EXERCISE DATA
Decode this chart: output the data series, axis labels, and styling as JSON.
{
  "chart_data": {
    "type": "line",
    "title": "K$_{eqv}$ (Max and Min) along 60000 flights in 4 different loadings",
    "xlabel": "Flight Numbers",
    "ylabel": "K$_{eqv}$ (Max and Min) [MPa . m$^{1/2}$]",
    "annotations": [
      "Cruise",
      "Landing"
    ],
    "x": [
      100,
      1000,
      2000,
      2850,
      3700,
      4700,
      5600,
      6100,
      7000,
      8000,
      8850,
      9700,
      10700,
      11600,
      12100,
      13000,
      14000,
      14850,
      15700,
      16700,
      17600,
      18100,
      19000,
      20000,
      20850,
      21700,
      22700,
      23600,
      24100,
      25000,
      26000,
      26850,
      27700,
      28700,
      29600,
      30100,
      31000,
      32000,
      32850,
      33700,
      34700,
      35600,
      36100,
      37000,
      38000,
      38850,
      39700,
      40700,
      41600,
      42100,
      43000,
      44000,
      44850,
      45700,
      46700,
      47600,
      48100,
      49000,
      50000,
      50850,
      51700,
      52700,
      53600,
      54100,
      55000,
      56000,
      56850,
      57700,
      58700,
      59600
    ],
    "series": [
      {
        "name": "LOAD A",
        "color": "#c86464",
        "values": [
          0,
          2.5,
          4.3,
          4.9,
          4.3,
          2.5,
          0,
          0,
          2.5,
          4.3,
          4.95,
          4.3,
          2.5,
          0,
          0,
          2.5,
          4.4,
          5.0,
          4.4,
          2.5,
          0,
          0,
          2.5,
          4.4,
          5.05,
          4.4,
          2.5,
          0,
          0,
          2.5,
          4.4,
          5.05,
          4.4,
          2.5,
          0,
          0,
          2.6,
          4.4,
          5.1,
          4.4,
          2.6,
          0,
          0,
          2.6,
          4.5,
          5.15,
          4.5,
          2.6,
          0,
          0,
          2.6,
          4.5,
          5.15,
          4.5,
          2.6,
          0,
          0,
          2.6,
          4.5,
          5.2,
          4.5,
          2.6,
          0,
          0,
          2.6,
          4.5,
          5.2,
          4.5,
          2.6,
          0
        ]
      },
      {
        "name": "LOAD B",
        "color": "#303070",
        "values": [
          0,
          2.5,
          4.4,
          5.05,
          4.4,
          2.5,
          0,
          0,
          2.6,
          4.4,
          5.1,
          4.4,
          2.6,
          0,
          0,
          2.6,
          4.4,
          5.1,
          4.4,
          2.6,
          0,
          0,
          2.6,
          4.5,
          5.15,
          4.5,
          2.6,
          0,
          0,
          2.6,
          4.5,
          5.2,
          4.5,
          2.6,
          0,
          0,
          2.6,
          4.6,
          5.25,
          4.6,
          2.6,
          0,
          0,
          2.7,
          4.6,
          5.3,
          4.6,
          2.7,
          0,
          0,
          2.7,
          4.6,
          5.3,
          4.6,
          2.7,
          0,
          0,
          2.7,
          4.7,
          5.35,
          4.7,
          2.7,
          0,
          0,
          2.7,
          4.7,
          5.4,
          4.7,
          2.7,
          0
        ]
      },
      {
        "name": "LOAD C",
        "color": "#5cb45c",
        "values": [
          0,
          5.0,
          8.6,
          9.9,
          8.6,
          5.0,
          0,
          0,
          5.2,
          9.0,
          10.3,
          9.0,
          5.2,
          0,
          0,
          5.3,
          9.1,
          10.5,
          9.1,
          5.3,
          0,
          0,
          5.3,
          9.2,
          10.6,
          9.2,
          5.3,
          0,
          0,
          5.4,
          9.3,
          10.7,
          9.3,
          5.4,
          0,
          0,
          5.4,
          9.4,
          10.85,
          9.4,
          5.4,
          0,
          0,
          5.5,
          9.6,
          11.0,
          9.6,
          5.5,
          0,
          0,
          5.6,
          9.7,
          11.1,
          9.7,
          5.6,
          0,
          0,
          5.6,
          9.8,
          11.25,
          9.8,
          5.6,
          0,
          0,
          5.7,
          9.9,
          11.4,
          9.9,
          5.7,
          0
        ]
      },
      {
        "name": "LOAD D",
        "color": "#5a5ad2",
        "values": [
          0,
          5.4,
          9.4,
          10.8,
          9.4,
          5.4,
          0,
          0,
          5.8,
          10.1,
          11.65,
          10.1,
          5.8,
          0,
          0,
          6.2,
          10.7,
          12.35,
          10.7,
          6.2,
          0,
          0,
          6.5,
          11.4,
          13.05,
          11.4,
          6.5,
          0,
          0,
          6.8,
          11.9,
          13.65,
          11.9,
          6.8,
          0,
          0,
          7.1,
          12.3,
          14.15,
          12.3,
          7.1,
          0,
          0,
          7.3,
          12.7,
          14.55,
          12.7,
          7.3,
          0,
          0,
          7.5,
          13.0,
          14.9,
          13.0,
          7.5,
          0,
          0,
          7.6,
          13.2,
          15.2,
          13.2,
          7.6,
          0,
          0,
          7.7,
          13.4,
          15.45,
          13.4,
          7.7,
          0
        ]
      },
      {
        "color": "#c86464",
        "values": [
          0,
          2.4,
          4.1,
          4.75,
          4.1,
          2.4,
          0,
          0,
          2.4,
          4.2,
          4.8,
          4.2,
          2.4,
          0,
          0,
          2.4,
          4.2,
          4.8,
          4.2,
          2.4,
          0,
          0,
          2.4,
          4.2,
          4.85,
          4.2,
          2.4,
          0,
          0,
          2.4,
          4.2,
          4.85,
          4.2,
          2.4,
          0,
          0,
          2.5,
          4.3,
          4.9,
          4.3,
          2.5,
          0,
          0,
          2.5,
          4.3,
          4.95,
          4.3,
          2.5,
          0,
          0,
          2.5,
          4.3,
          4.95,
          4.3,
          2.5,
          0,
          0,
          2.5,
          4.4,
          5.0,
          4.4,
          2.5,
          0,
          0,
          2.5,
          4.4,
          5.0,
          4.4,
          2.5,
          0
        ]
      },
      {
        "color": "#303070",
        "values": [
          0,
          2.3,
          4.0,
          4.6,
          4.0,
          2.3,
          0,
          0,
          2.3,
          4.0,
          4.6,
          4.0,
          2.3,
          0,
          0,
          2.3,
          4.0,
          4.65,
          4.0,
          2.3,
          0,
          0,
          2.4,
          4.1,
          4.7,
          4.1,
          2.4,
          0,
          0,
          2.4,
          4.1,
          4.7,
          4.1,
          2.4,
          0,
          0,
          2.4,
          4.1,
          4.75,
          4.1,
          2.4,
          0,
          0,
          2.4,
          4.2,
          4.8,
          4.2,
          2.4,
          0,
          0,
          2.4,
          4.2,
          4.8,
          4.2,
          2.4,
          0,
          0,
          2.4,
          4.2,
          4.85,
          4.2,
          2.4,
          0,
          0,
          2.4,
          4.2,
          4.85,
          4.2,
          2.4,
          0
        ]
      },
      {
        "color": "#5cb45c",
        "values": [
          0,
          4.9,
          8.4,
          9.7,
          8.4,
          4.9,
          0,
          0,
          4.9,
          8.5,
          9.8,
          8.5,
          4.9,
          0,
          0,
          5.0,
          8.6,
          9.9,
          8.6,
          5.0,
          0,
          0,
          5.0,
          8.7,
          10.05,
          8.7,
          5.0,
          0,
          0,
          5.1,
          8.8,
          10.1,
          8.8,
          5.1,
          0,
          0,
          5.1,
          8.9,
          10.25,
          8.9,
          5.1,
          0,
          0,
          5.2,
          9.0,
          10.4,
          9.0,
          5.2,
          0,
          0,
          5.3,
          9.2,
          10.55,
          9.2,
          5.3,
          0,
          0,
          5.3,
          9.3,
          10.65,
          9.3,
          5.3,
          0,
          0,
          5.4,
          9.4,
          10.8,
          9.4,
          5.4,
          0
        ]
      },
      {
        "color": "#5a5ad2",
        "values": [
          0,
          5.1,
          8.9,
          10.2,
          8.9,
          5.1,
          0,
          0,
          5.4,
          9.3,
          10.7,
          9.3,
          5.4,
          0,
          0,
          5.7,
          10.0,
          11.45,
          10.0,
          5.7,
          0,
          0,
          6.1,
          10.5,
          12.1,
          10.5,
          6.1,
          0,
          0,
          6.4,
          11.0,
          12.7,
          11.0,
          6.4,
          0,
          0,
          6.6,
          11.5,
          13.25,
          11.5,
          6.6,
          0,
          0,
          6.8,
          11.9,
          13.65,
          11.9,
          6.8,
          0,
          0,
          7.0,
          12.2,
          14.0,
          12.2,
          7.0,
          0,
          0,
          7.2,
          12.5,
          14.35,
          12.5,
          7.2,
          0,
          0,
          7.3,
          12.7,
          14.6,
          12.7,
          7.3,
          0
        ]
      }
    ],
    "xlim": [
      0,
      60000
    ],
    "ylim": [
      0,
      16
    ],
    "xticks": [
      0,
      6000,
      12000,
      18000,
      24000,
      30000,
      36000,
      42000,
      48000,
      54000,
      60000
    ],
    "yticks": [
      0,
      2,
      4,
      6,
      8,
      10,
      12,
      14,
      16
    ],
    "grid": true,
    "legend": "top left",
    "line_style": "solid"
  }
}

EXERCISE DETAILS
Scan the lines for the string "series". Pick out every line that has it.

TASK RESULT
Decode this chart: output the data series, axis labels, and styling as JSON.
    "series": [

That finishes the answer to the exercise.